Request:
In the listing below, find every line with the string "specificare" and pull it out.

## start

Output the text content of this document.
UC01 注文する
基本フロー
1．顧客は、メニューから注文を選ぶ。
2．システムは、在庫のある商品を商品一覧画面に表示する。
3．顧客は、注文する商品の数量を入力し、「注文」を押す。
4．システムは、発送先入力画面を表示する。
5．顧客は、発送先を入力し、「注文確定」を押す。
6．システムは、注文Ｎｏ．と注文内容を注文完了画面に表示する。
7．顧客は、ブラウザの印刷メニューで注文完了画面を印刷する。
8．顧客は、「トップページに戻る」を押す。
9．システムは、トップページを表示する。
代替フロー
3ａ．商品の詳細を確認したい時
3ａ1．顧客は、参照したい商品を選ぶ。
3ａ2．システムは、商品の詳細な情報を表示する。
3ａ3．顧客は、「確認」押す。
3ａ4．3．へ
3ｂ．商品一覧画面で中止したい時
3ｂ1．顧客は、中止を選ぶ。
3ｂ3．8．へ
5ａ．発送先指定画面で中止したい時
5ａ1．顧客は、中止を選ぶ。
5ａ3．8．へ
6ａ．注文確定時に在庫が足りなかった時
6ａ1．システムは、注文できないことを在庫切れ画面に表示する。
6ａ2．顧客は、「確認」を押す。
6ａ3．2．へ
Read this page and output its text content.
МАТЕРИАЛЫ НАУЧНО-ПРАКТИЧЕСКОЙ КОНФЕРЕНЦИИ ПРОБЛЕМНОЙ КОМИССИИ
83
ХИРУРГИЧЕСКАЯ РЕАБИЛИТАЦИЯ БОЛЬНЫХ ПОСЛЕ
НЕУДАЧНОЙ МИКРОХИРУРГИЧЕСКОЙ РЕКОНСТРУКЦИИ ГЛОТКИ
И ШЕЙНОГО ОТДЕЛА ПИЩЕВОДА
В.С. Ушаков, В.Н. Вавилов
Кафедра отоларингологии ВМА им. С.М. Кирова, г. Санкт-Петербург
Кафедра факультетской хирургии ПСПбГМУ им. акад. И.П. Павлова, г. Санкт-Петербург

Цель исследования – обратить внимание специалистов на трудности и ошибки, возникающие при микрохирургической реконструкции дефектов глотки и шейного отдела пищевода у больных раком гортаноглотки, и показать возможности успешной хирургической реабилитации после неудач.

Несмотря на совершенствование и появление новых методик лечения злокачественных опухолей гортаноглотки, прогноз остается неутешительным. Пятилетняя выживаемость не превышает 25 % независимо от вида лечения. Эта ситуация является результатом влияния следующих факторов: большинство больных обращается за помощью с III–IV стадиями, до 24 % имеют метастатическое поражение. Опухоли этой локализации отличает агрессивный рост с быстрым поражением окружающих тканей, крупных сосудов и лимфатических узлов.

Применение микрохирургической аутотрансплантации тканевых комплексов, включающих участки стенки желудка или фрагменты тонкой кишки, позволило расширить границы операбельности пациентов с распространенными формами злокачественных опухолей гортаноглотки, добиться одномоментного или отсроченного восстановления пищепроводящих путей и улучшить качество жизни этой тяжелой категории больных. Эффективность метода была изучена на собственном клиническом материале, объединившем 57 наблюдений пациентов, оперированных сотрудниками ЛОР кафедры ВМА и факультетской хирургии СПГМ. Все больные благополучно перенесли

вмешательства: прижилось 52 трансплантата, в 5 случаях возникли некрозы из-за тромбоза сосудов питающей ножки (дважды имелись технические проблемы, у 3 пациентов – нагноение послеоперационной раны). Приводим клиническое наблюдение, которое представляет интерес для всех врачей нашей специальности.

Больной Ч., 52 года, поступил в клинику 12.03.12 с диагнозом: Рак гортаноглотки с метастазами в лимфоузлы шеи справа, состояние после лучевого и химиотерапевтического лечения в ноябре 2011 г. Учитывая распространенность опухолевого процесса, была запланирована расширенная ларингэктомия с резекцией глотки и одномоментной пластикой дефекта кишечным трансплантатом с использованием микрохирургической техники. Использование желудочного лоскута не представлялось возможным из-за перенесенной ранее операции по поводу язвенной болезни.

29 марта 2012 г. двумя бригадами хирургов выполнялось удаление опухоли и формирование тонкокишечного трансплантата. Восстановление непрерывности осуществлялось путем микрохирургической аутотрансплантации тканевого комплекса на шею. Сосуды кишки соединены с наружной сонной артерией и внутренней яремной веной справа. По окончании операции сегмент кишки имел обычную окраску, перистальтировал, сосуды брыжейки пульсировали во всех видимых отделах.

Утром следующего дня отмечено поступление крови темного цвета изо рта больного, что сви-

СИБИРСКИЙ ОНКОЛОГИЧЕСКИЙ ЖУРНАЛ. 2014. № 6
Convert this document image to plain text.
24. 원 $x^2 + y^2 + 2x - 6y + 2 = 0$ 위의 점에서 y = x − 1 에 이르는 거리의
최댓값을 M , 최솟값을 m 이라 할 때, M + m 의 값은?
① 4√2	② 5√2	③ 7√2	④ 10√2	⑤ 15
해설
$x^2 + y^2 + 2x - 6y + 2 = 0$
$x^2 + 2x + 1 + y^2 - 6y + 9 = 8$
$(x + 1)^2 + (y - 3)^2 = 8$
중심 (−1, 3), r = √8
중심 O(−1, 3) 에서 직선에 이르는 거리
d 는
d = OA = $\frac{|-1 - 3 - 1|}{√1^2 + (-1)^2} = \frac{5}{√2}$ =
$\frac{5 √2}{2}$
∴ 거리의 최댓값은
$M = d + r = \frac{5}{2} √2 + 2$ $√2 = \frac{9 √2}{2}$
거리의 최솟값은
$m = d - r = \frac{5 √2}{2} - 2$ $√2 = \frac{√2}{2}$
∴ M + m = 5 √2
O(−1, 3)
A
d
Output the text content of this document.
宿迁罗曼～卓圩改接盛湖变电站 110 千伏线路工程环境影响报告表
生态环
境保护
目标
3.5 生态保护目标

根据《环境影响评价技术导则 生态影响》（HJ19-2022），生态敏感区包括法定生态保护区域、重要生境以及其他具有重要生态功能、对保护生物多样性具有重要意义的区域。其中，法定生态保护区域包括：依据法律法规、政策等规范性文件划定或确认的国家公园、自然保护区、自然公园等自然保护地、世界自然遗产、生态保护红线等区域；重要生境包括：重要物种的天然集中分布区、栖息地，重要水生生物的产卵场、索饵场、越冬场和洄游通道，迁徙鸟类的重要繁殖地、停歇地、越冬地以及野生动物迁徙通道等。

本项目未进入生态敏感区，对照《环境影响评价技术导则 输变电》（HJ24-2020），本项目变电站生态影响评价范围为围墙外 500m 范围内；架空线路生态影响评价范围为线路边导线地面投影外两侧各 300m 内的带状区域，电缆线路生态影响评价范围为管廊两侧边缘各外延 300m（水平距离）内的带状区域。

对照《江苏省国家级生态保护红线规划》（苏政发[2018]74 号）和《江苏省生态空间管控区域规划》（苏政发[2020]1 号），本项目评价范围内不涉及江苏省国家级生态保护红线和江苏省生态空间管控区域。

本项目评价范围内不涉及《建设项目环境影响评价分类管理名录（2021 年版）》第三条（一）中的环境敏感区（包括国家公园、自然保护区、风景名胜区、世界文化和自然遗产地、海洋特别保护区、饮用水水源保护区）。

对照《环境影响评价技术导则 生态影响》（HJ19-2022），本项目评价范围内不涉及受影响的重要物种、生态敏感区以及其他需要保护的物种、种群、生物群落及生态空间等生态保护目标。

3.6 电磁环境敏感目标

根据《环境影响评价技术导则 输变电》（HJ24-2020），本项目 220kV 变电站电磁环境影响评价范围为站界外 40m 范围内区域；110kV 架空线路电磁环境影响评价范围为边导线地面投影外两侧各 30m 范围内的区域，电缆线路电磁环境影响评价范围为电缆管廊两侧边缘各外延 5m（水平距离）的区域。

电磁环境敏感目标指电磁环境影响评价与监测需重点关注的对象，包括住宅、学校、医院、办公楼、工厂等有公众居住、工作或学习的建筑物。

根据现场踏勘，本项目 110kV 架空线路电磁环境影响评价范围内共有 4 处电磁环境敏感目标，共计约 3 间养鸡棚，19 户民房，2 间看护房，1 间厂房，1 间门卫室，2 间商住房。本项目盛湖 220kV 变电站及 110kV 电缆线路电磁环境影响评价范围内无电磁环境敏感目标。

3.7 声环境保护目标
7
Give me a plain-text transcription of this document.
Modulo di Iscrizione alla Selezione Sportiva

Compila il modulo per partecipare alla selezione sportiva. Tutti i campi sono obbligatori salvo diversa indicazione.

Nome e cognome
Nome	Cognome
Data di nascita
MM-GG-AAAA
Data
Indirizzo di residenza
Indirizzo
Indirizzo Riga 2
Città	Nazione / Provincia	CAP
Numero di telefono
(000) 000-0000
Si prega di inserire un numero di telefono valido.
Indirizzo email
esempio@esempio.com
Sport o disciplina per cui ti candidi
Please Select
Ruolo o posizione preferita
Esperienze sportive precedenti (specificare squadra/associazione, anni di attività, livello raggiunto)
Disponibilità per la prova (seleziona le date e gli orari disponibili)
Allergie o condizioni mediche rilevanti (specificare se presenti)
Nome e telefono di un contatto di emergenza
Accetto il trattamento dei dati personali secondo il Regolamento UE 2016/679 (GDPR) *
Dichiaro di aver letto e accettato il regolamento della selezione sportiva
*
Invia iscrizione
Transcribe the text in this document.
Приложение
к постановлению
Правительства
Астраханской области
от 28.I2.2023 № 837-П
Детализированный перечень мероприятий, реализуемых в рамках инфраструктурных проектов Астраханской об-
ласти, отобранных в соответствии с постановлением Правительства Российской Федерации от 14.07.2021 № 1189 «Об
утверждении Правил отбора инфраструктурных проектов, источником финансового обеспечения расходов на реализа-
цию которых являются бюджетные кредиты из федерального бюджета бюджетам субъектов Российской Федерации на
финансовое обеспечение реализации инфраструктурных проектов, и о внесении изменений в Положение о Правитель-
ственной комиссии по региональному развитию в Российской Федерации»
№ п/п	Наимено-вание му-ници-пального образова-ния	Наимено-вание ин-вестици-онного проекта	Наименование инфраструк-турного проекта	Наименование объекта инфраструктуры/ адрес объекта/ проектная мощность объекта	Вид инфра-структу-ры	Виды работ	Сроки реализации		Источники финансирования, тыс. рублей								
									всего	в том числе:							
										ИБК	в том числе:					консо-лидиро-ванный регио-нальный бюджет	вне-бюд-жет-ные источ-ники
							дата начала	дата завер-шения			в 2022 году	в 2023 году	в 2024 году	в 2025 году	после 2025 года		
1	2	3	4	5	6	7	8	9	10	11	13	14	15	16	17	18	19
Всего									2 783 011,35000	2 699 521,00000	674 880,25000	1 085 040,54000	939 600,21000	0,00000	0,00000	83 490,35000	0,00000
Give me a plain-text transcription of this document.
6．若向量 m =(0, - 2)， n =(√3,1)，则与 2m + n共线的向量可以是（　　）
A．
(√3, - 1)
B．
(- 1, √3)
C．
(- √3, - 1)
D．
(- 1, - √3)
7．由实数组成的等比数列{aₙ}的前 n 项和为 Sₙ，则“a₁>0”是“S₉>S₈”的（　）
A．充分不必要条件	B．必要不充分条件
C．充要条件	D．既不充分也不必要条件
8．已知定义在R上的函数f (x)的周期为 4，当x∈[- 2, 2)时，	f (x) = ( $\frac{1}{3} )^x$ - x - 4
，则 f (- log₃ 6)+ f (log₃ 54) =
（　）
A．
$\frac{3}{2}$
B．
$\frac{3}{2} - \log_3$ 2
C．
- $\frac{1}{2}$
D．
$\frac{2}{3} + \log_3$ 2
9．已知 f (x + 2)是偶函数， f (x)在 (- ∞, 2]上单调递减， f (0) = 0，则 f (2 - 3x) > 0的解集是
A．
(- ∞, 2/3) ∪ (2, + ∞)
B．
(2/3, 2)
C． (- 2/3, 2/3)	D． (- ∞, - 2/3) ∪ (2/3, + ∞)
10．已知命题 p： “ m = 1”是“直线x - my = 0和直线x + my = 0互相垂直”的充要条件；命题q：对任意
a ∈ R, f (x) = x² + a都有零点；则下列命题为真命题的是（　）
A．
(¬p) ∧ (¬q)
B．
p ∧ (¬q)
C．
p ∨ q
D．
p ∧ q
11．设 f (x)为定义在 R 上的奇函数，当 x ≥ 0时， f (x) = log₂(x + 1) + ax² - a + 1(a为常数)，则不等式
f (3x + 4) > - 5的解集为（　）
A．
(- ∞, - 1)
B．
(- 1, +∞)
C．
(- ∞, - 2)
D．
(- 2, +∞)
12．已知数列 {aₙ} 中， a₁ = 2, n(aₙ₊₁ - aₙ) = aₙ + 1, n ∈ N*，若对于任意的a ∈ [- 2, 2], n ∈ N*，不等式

## end

Response:
Esperienze sportive precedenti (specificare squadra/associazione, anni di attività, livello raggiunto)
Allergie o condizioni mediche rilevanti (specificare se presenti)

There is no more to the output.